>>>>
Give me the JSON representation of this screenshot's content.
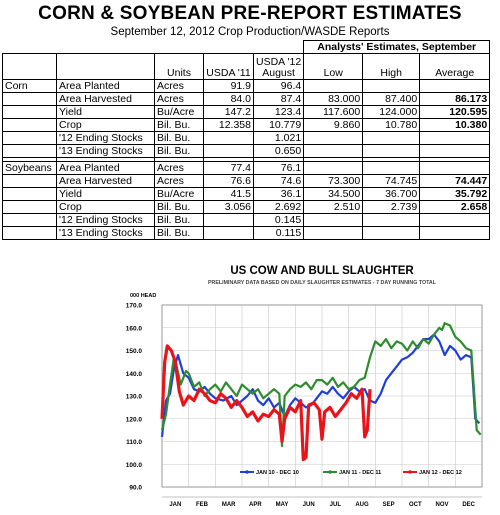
{
  "header": {
    "title": "CORN & SOYBEAN PRE-REPORT ESTIMATES",
    "subtitle": "September 12, 2012 Crop Production/WASDE Reports"
  },
  "table": {
    "analysts_header": "Analysts' Estimates, September",
    "columns": [
      "",
      "",
      "Units",
      "USDA '11",
      "USDA '12 August",
      "Low",
      "High",
      "Average"
    ],
    "usda12_line1": "USDA '12",
    "usda12_line2": "August",
    "sections": [
      {
        "crop": "Corn",
        "rows": [
          {
            "item": "Area Planted",
            "units": "Acres",
            "usda11": "91.9",
            "usda12": "96.4",
            "low": "",
            "high": "",
            "avg": ""
          },
          {
            "item": "Area Harvested",
            "units": "Acres",
            "usda11": "84.0",
            "usda12": "87.4",
            "low": "83.000",
            "high": "87.400",
            "avg": "86.173"
          },
          {
            "item": "Yield",
            "units": "Bu/Acre",
            "usda11": "147.2",
            "usda12": "123.4",
            "low": "117.600",
            "high": "124.000",
            "avg": "120.595"
          },
          {
            "item": "Crop",
            "units": "Bil. Bu.",
            "usda11": "12.358",
            "usda12": "10.779",
            "low": "9.860",
            "high": "10.780",
            "avg": "10.380"
          },
          {
            "item": "'12 Ending Stocks",
            "units": "Bil. Bu.",
            "usda11": "",
            "usda12": "1.021",
            "low": "",
            "high": "",
            "avg": ""
          },
          {
            "item": "'13 Ending Stocks",
            "units": "Bil. Bu.",
            "usda11": "",
            "usda12": "0.650",
            "low": "",
            "high": "",
            "avg": ""
          }
        ]
      },
      {
        "crop": "Soybeans",
        "rows": [
          {
            "item": "Area Planted",
            "units": "Acres",
            "usda11": "77.4",
            "usda12": "76.1",
            "low": "",
            "high": "",
            "avg": ""
          },
          {
            "item": "Area Harvested",
            "units": "Acres",
            "usda11": "76.6",
            "usda12": "74.6",
            "low": "73.300",
            "high": "74.745",
            "avg": "74.447"
          },
          {
            "item": "Yield",
            "units": "Bu/Acre",
            "usda11": "41.5",
            "usda12": "36.1",
            "low": "34.500",
            "high": "36.700",
            "avg": "35.792"
          },
          {
            "item": "Crop",
            "units": "Bil. Bu.",
            "usda11": "3.056",
            "usda12": "2.692",
            "low": "2.510",
            "high": "2.739",
            "avg": "2.658"
          },
          {
            "item": "'12 Ending Stocks",
            "units": "Bil. Bu.",
            "usda11": "",
            "usda12": "0.145",
            "low": "",
            "high": "",
            "avg": ""
          },
          {
            "item": "'13 Ending Stocks",
            "units": "Bil. Bu.",
            "usda11": "",
            "usda12": "0.115",
            "low": "",
            "high": "",
            "avg": ""
          }
        ]
      }
    ]
  },
  "chart_data": {
    "type": "line",
    "title": "US COW AND BULL SLAUGHTER",
    "subtitle": "PRELIMINARY DATA BASED ON DAILY SLAUGHTER ESTIMATES - 7 DAY RUNNING TOTAL",
    "ylabel": "000 HEAD",
    "ylim": [
      90,
      170
    ],
    "yticks": [
      "170.0",
      "160.0",
      "150.0",
      "140.0",
      "130.0",
      "120.0",
      "110.0",
      "100.0",
      "90.0"
    ],
    "categories": [
      "JAN",
      "FEB",
      "MAR",
      "APR",
      "MAY",
      "JUN",
      "JUL",
      "AUG",
      "SEP",
      "OCT",
      "NOV",
      "DEC"
    ],
    "grid": true,
    "legend_position": "bottom",
    "series": [
      {
        "name": "JAN 10 - DEC 10",
        "color": "#1f3fd8",
        "values": [
          [
            0.0,
            112
          ],
          [
            0.15,
            128
          ],
          [
            0.3,
            131
          ],
          [
            0.45,
            142
          ],
          [
            0.6,
            148
          ],
          [
            0.8,
            140
          ],
          [
            1.0,
            138
          ],
          [
            1.2,
            133
          ],
          [
            1.4,
            132
          ],
          [
            1.6,
            134
          ],
          [
            1.8,
            131
          ],
          [
            2.0,
            129
          ],
          [
            2.3,
            128
          ],
          [
            2.6,
            130
          ],
          [
            2.8,
            126
          ],
          [
            3.0,
            128
          ],
          [
            3.2,
            130
          ],
          [
            3.4,
            133
          ],
          [
            3.6,
            128
          ],
          [
            3.8,
            126
          ],
          [
            4.0,
            129
          ],
          [
            4.2,
            125
          ],
          [
            4.4,
            127
          ],
          [
            4.6,
            121
          ],
          [
            4.8,
            126
          ],
          [
            5.0,
            129
          ],
          [
            5.2,
            127
          ],
          [
            5.4,
            125
          ],
          [
            5.6,
            126
          ],
          [
            5.8,
            129
          ],
          [
            6.0,
            132
          ],
          [
            6.2,
            131
          ],
          [
            6.4,
            134
          ],
          [
            6.6,
            131
          ],
          [
            6.8,
            129
          ],
          [
            7.0,
            132
          ],
          [
            7.2,
            134
          ],
          [
            7.4,
            132
          ],
          [
            7.6,
            133
          ],
          [
            7.8,
            128
          ],
          [
            8.0,
            127
          ],
          [
            8.2,
            131
          ],
          [
            8.4,
            137
          ],
          [
            8.6,
            140
          ],
          [
            8.8,
            143
          ],
          [
            9.0,
            146
          ],
          [
            9.2,
            147
          ],
          [
            9.4,
            149
          ],
          [
            9.6,
            152
          ],
          [
            9.8,
            155
          ],
          [
            10.0,
            155
          ],
          [
            10.2,
            157
          ],
          [
            10.4,
            154
          ],
          [
            10.5,
            151
          ],
          [
            10.6,
            148
          ],
          [
            10.8,
            152
          ],
          [
            11.0,
            150
          ],
          [
            11.2,
            146
          ],
          [
            11.4,
            148
          ],
          [
            11.6,
            147
          ],
          [
            11.75,
            120
          ],
          [
            11.9,
            118
          ]
        ]
      },
      {
        "name": "JAN 11 - DEC 11",
        "color": "#2e8b2e",
        "values": [
          [
            0.0,
            115
          ],
          [
            0.15,
            122
          ],
          [
            0.3,
            135
          ],
          [
            0.45,
            147
          ],
          [
            0.55,
            143
          ],
          [
            0.7,
            135
          ],
          [
            0.9,
            141
          ],
          [
            1.0,
            140
          ],
          [
            1.2,
            134
          ],
          [
            1.4,
            136
          ],
          [
            1.6,
            130
          ],
          [
            1.8,
            133
          ],
          [
            2.0,
            135
          ],
          [
            2.2,
            132
          ],
          [
            2.4,
            136
          ],
          [
            2.6,
            133
          ],
          [
            2.8,
            130
          ],
          [
            3.0,
            135
          ],
          [
            3.2,
            133
          ],
          [
            3.4,
            131
          ],
          [
            3.6,
            133
          ],
          [
            3.8,
            129
          ],
          [
            4.0,
            131
          ],
          [
            4.2,
            133
          ],
          [
            4.4,
            131
          ],
          [
            4.5,
            108
          ],
          [
            4.6,
            130
          ],
          [
            4.8,
            133
          ],
          [
            5.0,
            135
          ],
          [
            5.2,
            134
          ],
          [
            5.4,
            136
          ],
          [
            5.6,
            133
          ],
          [
            5.8,
            137
          ],
          [
            6.0,
            137
          ],
          [
            6.2,
            135
          ],
          [
            6.4,
            138
          ],
          [
            6.6,
            134
          ],
          [
            6.8,
            136
          ],
          [
            7.0,
            133
          ],
          [
            7.2,
            134
          ],
          [
            7.4,
            137
          ],
          [
            7.6,
            138
          ],
          [
            7.8,
            147
          ],
          [
            8.0,
            154
          ],
          [
            8.2,
            152
          ],
          [
            8.4,
            155
          ],
          [
            8.6,
            151
          ],
          [
            8.8,
            154
          ],
          [
            9.0,
            153
          ],
          [
            9.2,
            150
          ],
          [
            9.4,
            154
          ],
          [
            9.6,
            151
          ],
          [
            9.8,
            155
          ],
          [
            10.0,
            153
          ],
          [
            10.2,
            157
          ],
          [
            10.4,
            160
          ],
          [
            10.5,
            159
          ],
          [
            10.6,
            162
          ],
          [
            10.8,
            161
          ],
          [
            11.0,
            156
          ],
          [
            11.2,
            154
          ],
          [
            11.4,
            151
          ],
          [
            11.6,
            150
          ],
          [
            11.8,
            115
          ],
          [
            11.95,
            113
          ]
        ]
      },
      {
        "name": "JAN 12 - DEC 12",
        "color": "#e8141a",
        "values": [
          [
            0.0,
            120
          ],
          [
            0.1,
            145
          ],
          [
            0.2,
            152
          ],
          [
            0.35,
            150
          ],
          [
            0.5,
            145
          ],
          [
            0.65,
            132
          ],
          [
            0.8,
            126
          ],
          [
            1.0,
            130
          ],
          [
            1.2,
            128
          ],
          [
            1.4,
            133
          ],
          [
            1.6,
            131
          ],
          [
            1.8,
            128
          ],
          [
            2.0,
            127
          ],
          [
            2.2,
            131
          ],
          [
            2.4,
            129
          ],
          [
            2.6,
            125
          ],
          [
            2.8,
            128
          ],
          [
            3.0,
            125
          ],
          [
            3.2,
            121
          ],
          [
            3.4,
            123
          ],
          [
            3.6,
            119
          ],
          [
            3.8,
            122
          ],
          [
            4.0,
            121
          ],
          [
            4.2,
            124
          ],
          [
            4.4,
            122
          ],
          [
            4.5,
            110
          ],
          [
            4.6,
            120
          ],
          [
            4.8,
            125
          ],
          [
            5.0,
            123
          ],
          [
            5.2,
            128
          ],
          [
            5.3,
            102
          ],
          [
            5.4,
            103
          ],
          [
            5.5,
            126
          ],
          [
            5.7,
            127
          ],
          [
            5.9,
            124
          ],
          [
            6.0,
            111
          ],
          [
            6.1,
            123
          ],
          [
            6.3,
            125
          ],
          [
            6.5,
            121
          ],
          [
            6.7,
            124
          ],
          [
            6.9,
            127
          ],
          [
            7.1,
            131
          ],
          [
            7.3,
            129
          ],
          [
            7.5,
            133
          ],
          [
            7.6,
            112
          ],
          [
            7.7,
            115
          ],
          [
            7.8,
            133
          ]
        ]
      }
    ]
  }
}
<<<<
Prompt: In the entries above, find every line holding the word "September" and copy it out.

Correct output:
    "subtitle": "September 12, 2012 Crop Production/WASDE Reports"
    "analysts_header": "Analysts' Estimates, September",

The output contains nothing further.